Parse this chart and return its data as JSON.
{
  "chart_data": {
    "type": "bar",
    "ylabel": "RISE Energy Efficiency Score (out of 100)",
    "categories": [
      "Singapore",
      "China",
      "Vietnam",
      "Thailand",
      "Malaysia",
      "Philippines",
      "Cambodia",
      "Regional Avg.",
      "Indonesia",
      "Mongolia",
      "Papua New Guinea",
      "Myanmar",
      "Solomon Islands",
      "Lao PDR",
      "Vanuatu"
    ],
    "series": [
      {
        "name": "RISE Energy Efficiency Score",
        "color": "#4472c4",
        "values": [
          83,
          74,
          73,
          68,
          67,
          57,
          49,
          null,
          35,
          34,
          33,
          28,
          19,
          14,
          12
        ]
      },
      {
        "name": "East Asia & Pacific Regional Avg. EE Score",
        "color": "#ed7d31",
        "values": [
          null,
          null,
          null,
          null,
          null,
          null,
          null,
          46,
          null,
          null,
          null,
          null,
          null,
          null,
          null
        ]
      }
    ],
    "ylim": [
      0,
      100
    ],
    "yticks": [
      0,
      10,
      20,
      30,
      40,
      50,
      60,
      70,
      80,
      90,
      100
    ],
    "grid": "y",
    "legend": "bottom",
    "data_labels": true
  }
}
——————————
§ Written instruction:
Go through the data and return every record exactly.

§ The reply:
Parse this chart and return its data as JSON.
{
  "chart_data": {
    "type": "bar",
    "ylabel": "RISE Energy Efficiency Score (out of 100)",
    "categories": [
      "Singapore",
      "China",
      "Vietnam",
      "Thailand",
      "Malaysia",
      "Philippines",
      "Cambodia",
      "Regional Avg.",
      "Indonesia",
      "Mongolia",
      "Papua New Guinea",
      "Myanmar",
      "Solomon Islands",
      "Lao PDR",
      "Vanuatu"
    ],
    "series": [
      {
        "name": "RISE Energy Efficiency Score",
        "color": "#4472c4",
        "values": [
          83,
          74,
          73,
          68,
          67,
          57,
          49,
          null,
          35,
          34,
          33,
          28,
          19,
          14,
          12
        ]
      },
      {
        "name": "East Asia & Pacific Regional Avg. EE Score",
        "color": "#ed7d31",
        "values": [
          null,
          null,
          null,
          null,
          null,
          null,
          null,
          46,
          null,
          null,
          null,
          null,
          null,
          null,
          null
        ]
      }
    ],
    "ylim": [
      0,
      100
    ],
    "yticks": [
      0,
      10,
      20,
      30,
      40,
      50,
      60,
      70,
      80,
      90,
      100
    ],
    "grid": "y",
    "legend": "bottom",
    "data_labels": true
  }
}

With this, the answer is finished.